# THE REQUEST:
Pull out every line from the listing that has the word "социаль".

Extracted data entries:
++++++++++

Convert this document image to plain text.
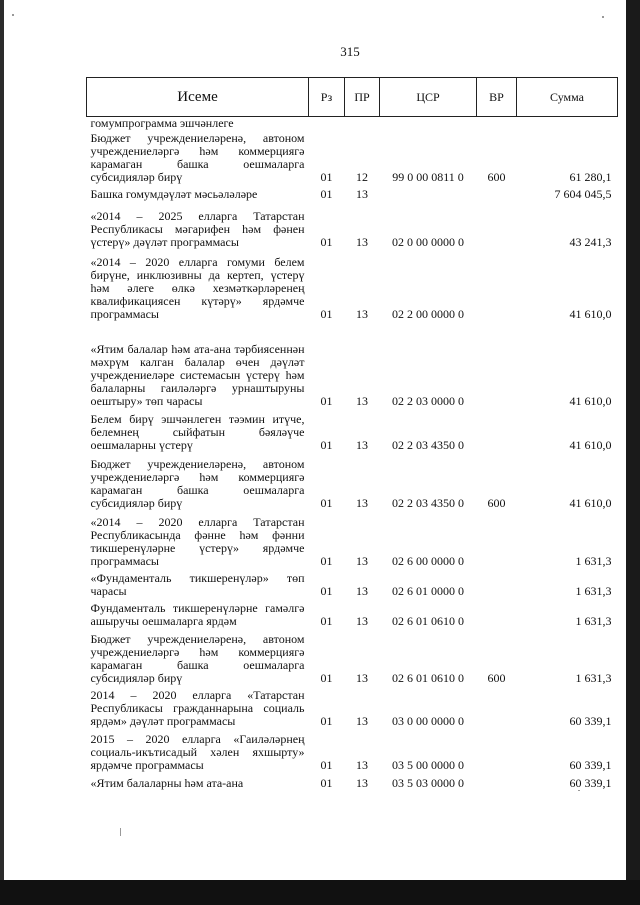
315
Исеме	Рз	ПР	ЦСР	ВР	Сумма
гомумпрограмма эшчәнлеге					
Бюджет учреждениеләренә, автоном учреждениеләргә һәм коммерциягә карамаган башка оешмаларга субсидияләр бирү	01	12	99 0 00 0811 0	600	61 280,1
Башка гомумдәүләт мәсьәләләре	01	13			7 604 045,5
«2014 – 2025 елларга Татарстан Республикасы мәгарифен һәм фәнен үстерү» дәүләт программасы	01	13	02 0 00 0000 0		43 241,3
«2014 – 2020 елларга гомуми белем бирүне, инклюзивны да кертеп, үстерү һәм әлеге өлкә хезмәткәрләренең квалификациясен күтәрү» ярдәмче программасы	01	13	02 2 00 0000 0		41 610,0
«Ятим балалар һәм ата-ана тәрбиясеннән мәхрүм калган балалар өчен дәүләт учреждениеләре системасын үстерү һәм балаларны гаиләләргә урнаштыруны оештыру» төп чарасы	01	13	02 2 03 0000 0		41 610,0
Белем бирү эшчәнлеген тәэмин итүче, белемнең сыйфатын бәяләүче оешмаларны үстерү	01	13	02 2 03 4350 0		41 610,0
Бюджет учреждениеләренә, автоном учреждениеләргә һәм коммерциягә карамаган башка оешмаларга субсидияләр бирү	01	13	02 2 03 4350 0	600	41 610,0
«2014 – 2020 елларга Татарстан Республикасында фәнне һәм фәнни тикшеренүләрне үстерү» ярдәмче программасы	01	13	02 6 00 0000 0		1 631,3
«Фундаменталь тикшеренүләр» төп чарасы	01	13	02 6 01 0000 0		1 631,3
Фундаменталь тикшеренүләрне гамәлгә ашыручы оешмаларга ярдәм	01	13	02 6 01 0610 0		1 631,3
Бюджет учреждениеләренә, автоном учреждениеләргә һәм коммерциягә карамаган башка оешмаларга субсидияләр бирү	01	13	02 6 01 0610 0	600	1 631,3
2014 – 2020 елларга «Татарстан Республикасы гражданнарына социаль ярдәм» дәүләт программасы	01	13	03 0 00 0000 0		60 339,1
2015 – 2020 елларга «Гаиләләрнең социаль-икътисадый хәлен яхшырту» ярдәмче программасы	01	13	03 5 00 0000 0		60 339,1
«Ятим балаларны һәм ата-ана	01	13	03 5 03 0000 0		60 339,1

++++++++++

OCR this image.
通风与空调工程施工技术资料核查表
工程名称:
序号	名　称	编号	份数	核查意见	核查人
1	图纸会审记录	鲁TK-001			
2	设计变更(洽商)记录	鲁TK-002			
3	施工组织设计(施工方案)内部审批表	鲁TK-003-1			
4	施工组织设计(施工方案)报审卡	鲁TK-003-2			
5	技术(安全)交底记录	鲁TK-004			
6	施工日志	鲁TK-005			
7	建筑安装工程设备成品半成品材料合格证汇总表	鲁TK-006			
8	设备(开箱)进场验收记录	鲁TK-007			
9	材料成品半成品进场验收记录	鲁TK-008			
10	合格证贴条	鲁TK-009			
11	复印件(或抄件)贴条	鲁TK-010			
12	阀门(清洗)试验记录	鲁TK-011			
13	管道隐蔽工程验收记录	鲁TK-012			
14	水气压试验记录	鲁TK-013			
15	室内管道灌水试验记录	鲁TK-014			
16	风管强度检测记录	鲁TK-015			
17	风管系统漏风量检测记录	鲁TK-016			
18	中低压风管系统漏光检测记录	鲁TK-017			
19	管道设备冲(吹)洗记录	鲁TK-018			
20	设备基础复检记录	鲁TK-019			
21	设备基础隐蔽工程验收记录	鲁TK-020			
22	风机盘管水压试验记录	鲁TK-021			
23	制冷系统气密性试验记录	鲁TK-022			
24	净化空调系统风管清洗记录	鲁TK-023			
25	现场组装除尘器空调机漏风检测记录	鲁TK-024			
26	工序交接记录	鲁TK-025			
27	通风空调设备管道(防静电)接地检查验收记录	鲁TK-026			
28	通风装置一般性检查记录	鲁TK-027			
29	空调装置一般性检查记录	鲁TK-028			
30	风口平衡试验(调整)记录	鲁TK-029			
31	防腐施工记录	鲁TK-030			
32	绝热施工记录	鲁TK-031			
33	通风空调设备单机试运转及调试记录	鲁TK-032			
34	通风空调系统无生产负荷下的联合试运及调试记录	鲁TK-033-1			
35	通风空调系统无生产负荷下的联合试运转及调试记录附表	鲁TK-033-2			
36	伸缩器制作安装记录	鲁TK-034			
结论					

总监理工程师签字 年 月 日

++++++++++

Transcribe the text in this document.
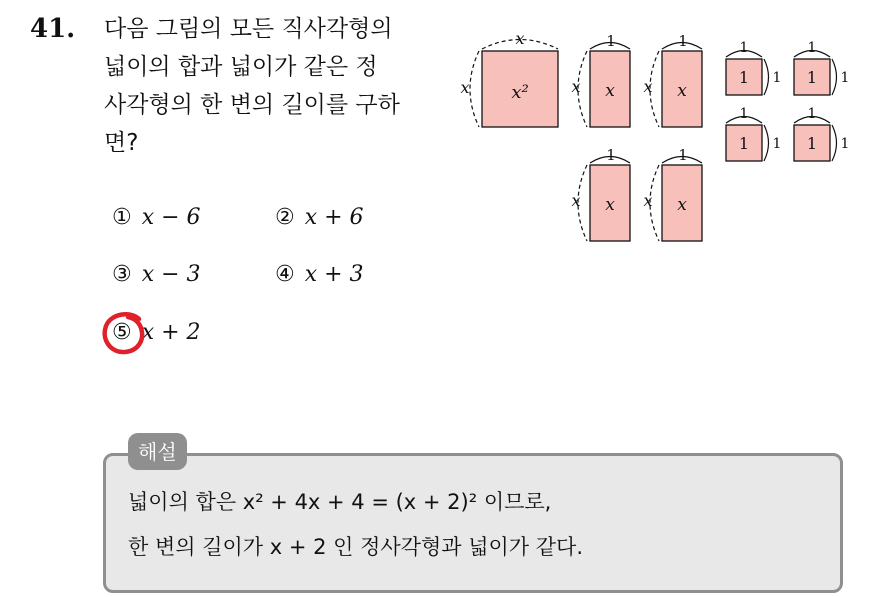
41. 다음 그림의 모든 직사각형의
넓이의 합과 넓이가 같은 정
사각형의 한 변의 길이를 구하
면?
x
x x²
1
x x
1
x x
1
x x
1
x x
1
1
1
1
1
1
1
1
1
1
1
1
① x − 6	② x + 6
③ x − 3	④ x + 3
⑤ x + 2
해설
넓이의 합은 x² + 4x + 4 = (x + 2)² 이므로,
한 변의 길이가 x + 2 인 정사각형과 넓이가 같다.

++++++++++

# RESULT OF THE TASK:
2014 – 2020 елларга «Татарстан Республикасы гражданнарына социаль ярдәм» дәүләт программасы	01	13	03 0 00 0000 0		60 339,1
2015 – 2020 елларга «Гаиләләрнең социаль-икътисадый хәлен яхшырту» ярдәмче программасы	01	13	03 5 00 0000 0		60 339,1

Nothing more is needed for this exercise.